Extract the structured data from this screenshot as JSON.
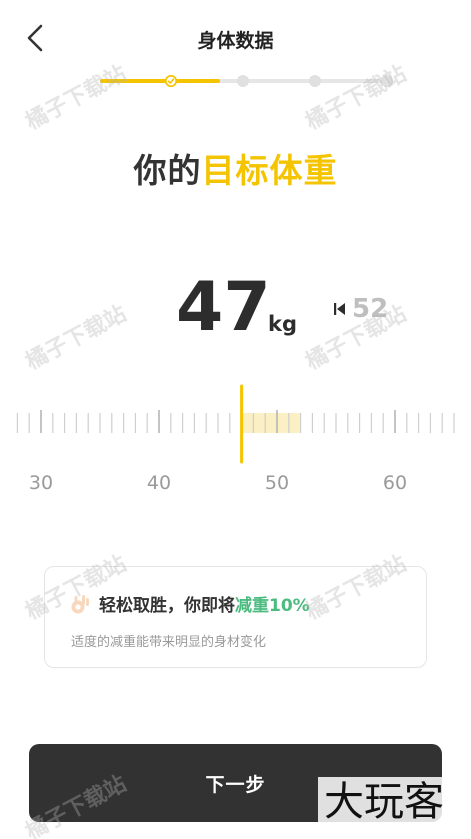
{
  "header": {
    "title": "身体数据",
    "back_icon": "chevron-left-icon"
  },
  "progress": {
    "total_steps": 4,
    "current_step": 1,
    "active_color": "#f5c400",
    "inactive_color": "#e0e0e0"
  },
  "title": {
    "plain": "你的",
    "accent": "目标体重",
    "accent_color": "#f5c400"
  },
  "weight": {
    "value": "47",
    "unit": "kg",
    "start_value": "52",
    "start_icon": "triangle-left-icon"
  },
  "ruler": {
    "min": 28,
    "max": 65,
    "step": 1,
    "selected": 47,
    "start": 52,
    "labels": [
      "30",
      "40",
      "50",
      "60"
    ],
    "label_values": [
      30,
      40,
      50,
      60
    ],
    "highlight_color": "#fbefc4",
    "indicator_color": "#f5c400"
  },
  "tip": {
    "icon": "ok-hand-icon",
    "prefix": "轻松取胜，你即将",
    "highlight": "减重10%",
    "highlight_color": "#4cbb7f",
    "subtitle": "适度的减重能带来明显的身材变化"
  },
  "footer": {
    "next_label": "下一步"
  },
  "watermark": {
    "text": "橘子下载站",
    "logo": "大玩客"
  }
}
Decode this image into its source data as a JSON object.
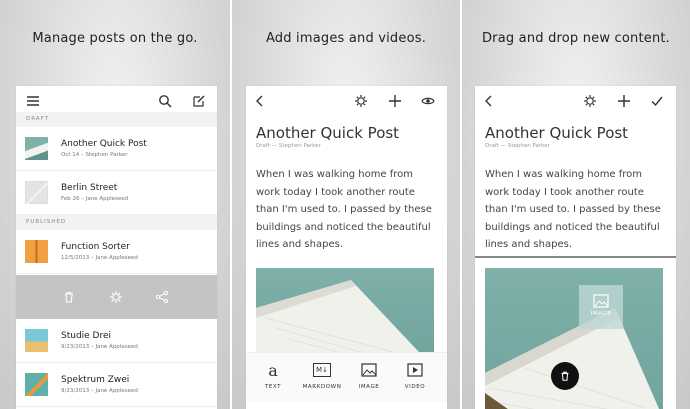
{
  "panels": [
    {
      "caption": "Manage posts on the go.",
      "sections": {
        "draft": "DRAFT",
        "published": "PUBLISHED"
      },
      "posts": [
        {
          "title": "Another Quick Post",
          "meta": "Oct 14 – Stephen Parker"
        },
        {
          "title": "Berlin Street",
          "meta": "Feb 26 – Jane Appleseed"
        },
        {
          "title": "Function Sorter",
          "meta": "12/5/2013 – Jane Appleseed"
        },
        {
          "title": "Studie Drei",
          "meta": "9/23/2013 – Jane Appleseed"
        },
        {
          "title": "Spektrum Zwei",
          "meta": "9/23/2013 – Jane Appleseed"
        }
      ]
    },
    {
      "caption": "Add images and videos.",
      "editor": {
        "title": "Another Quick Post",
        "meta": "Draft — Stephen Parker",
        "body": "When I was walking home from work today I took another route than I'm used to. I passed by these buildings and noticed the beautiful lines and shapes."
      },
      "tools": [
        {
          "label": "TEXT",
          "glyph": "a"
        },
        {
          "label": "MARKDOWN",
          "glyph": "M↓"
        },
        {
          "label": "IMAGE",
          "glyph": "image"
        },
        {
          "label": "VIDEO",
          "glyph": "video"
        }
      ]
    },
    {
      "caption": "Drag and drop new content.",
      "editor": {
        "title": "Another Quick Post",
        "meta": "Draft — Stephen Parker",
        "body": "When I was walking home from work today I took another route than I'm used to. I passed by these buildings and noticed the beautiful lines and shapes."
      },
      "drag_block_label": "IMAGE"
    }
  ],
  "colors": {
    "accent_orange": "#e08a2b",
    "photo_teal": "#74a8a1",
    "action_bar": "#c4c4c4"
  }
}
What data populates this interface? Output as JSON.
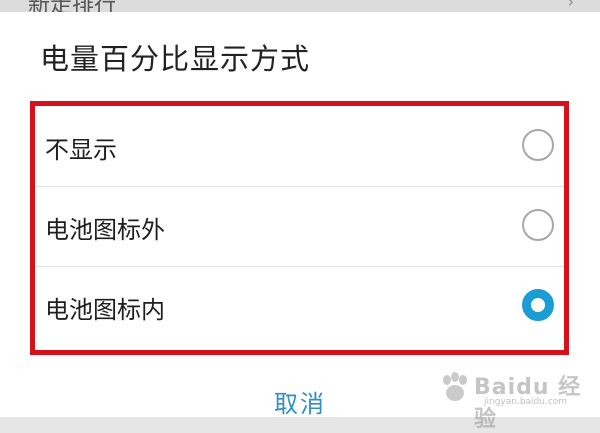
{
  "backdrop": {
    "partial_label": "新走排行",
    "chevron_icon": "chevron-right-icon"
  },
  "dialog": {
    "title": "电量百分比显示方式",
    "options": [
      {
        "label": "不显示",
        "selected": false
      },
      {
        "label": "电池图标外",
        "selected": false
      },
      {
        "label": "电池图标内",
        "selected": true
      }
    ],
    "cancel_label": "取消"
  },
  "colors": {
    "accent": "#1a9cd4",
    "highlight_border": "#d5121c",
    "cancel_text": "#2f8fc6"
  },
  "watermark": {
    "text": "Baidu 经验",
    "url": "jingyan.baidu.com"
  }
}
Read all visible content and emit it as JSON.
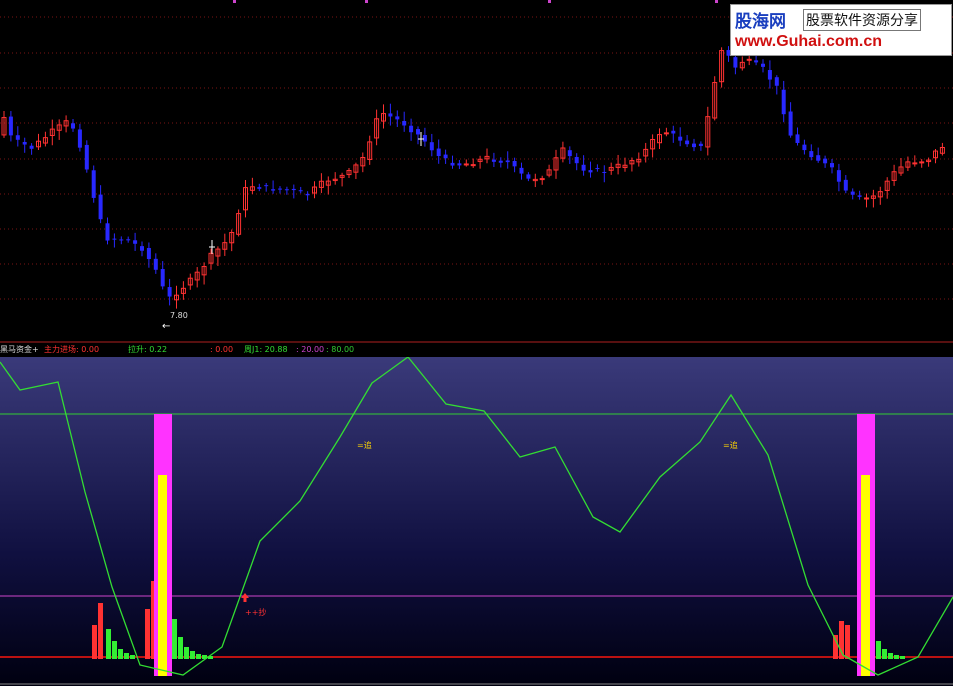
{
  "price_chart": {
    "low_price_label": "7.80",
    "low_arrow": "←"
  },
  "indicator_bar": {
    "name": "黑马资金+",
    "main_force": "主力进场: 0.00",
    "pull_up": "拉升: 0.22",
    "val3": ": 0.00",
    "weekly_j1": "周J1: 20.88",
    "level_low": ": 20.00",
    "level_high": ": 80.00"
  },
  "indicator_chart": {
    "chase_label_1": "=追",
    "chase_label_2": "=追",
    "buy_label": "++抄"
  },
  "logo": {
    "brand": "股海网",
    "tagline": "股票软件资源分享",
    "url": "www.Guhai.com.cn"
  },
  "colors": {
    "up": "#ff3232",
    "down": "#2828ff",
    "line": "#33dd33",
    "level80": "#33cc33",
    "level20": "#cc44cc",
    "magenta": "#ff33ff",
    "yellow": "#ffff00"
  }
}
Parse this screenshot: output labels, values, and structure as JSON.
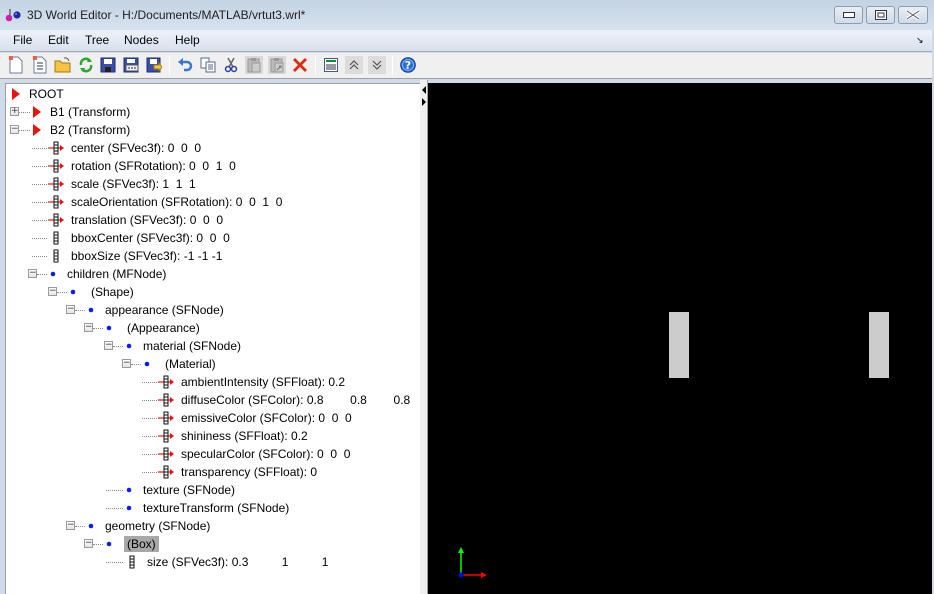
{
  "window": {
    "title": "3D World Editor - H:/Documents/MATLAB/vrtut3.wrl*",
    "controls": [
      "minimize",
      "maximize",
      "close"
    ]
  },
  "menu": {
    "items": [
      "File",
      "Edit",
      "Tree",
      "Nodes",
      "Help"
    ]
  },
  "toolbar": {
    "buttons": [
      {
        "name": "new-world-icon",
        "tooltip": "New"
      },
      {
        "name": "new-from-template-icon",
        "tooltip": "New from template"
      },
      {
        "name": "open-icon",
        "tooltip": "Open"
      },
      {
        "name": "reload-icon",
        "tooltip": "Reload"
      },
      {
        "name": "save-icon",
        "tooltip": "Save"
      },
      {
        "name": "save-as-icon",
        "tooltip": "Save As"
      },
      {
        "name": "export-icon",
        "tooltip": "Export"
      },
      {
        "name": "undo-icon",
        "tooltip": "Undo"
      },
      {
        "name": "copy-icon",
        "tooltip": "Copy"
      },
      {
        "name": "cut-icon",
        "tooltip": "Cut"
      },
      {
        "name": "paste-icon",
        "tooltip": "Paste"
      },
      {
        "name": "paste-special-icon",
        "tooltip": "Paste Special"
      },
      {
        "name": "delete-icon",
        "tooltip": "Delete"
      },
      {
        "name": "edit-field-icon",
        "tooltip": "Edit"
      },
      {
        "name": "move-up-icon",
        "tooltip": "Move Up"
      },
      {
        "name": "move-down-icon",
        "tooltip": "Move Down"
      },
      {
        "name": "help-icon",
        "tooltip": "Help"
      }
    ]
  },
  "tree": {
    "nodes": [
      {
        "label": "ROOT",
        "icon": "node",
        "selected": false
      },
      {
        "label": "B1 (Transform)",
        "icon": "node",
        "expanded": false
      },
      {
        "label": "B2 (Transform)",
        "icon": "node",
        "expanded": true
      },
      {
        "label": "center (SFVec3f): 0  0  0",
        "icon": "exposed-field"
      },
      {
        "label": "rotation (SFRotation): 0  0  1  0",
        "icon": "exposed-field"
      },
      {
        "label": "scale (SFVec3f): 1  1  1",
        "icon": "exposed-field"
      },
      {
        "label": "scaleOrientation (SFRotation): 0  0  1  0",
        "icon": "exposed-field"
      },
      {
        "label": "translation (SFVec3f): 0  0  0",
        "icon": "exposed-field"
      },
      {
        "label": "bboxCenter (SFVec3f): 0  0  0",
        "icon": "field"
      },
      {
        "label": "bboxSize (SFVec3f): -1 -1 -1",
        "icon": "field"
      },
      {
        "label": "children (MFNode)",
        "icon": "dot",
        "expanded": true
      },
      {
        "label": "(Shape)",
        "icon": "dot",
        "expanded": true
      },
      {
        "label": "appearance (SFNode)",
        "icon": "dot",
        "expanded": true
      },
      {
        "label": "(Appearance)",
        "icon": "dot",
        "expanded": true
      },
      {
        "label": "material (SFNode)",
        "icon": "dot",
        "expanded": true
      },
      {
        "label": "(Material)",
        "icon": "dot",
        "expanded": true
      },
      {
        "label": "ambientIntensity (SFFloat): 0.2",
        "icon": "exposed-field"
      },
      {
        "label": "diffuseColor (SFColor): 0.8        0.8        0.8",
        "icon": "exposed-field"
      },
      {
        "label": "emissiveColor (SFColor): 0  0  0",
        "icon": "exposed-field"
      },
      {
        "label": "shininess (SFFloat): 0.2",
        "icon": "exposed-field"
      },
      {
        "label": "specularColor (SFColor): 0  0  0",
        "icon": "exposed-field"
      },
      {
        "label": "transparency (SFFloat): 0",
        "icon": "exposed-field"
      },
      {
        "label": "texture (SFNode)",
        "icon": "dot"
      },
      {
        "label": "textureTransform (SFNode)",
        "icon": "dot"
      },
      {
        "label": "geometry (SFNode)",
        "icon": "dot",
        "expanded": true
      },
      {
        "label": "(Box)",
        "icon": "dot",
        "expanded": true,
        "selected": true
      },
      {
        "label": "size (SFVec3f): 0.3          1          1",
        "icon": "field"
      }
    ]
  },
  "viewport": {
    "background": "#000000",
    "object_color": "#cccccc",
    "axes": {
      "x": "#ff0000",
      "y": "#00ff00",
      "z": "#0000ff"
    }
  }
}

********************

* [Your objective] Copy out the lines in which the string "screenshot" appears.

* [Answer]
Extract the structured data from this screenshot as JSON.
Parse this screenshot: output labels, values, and structure as JSON.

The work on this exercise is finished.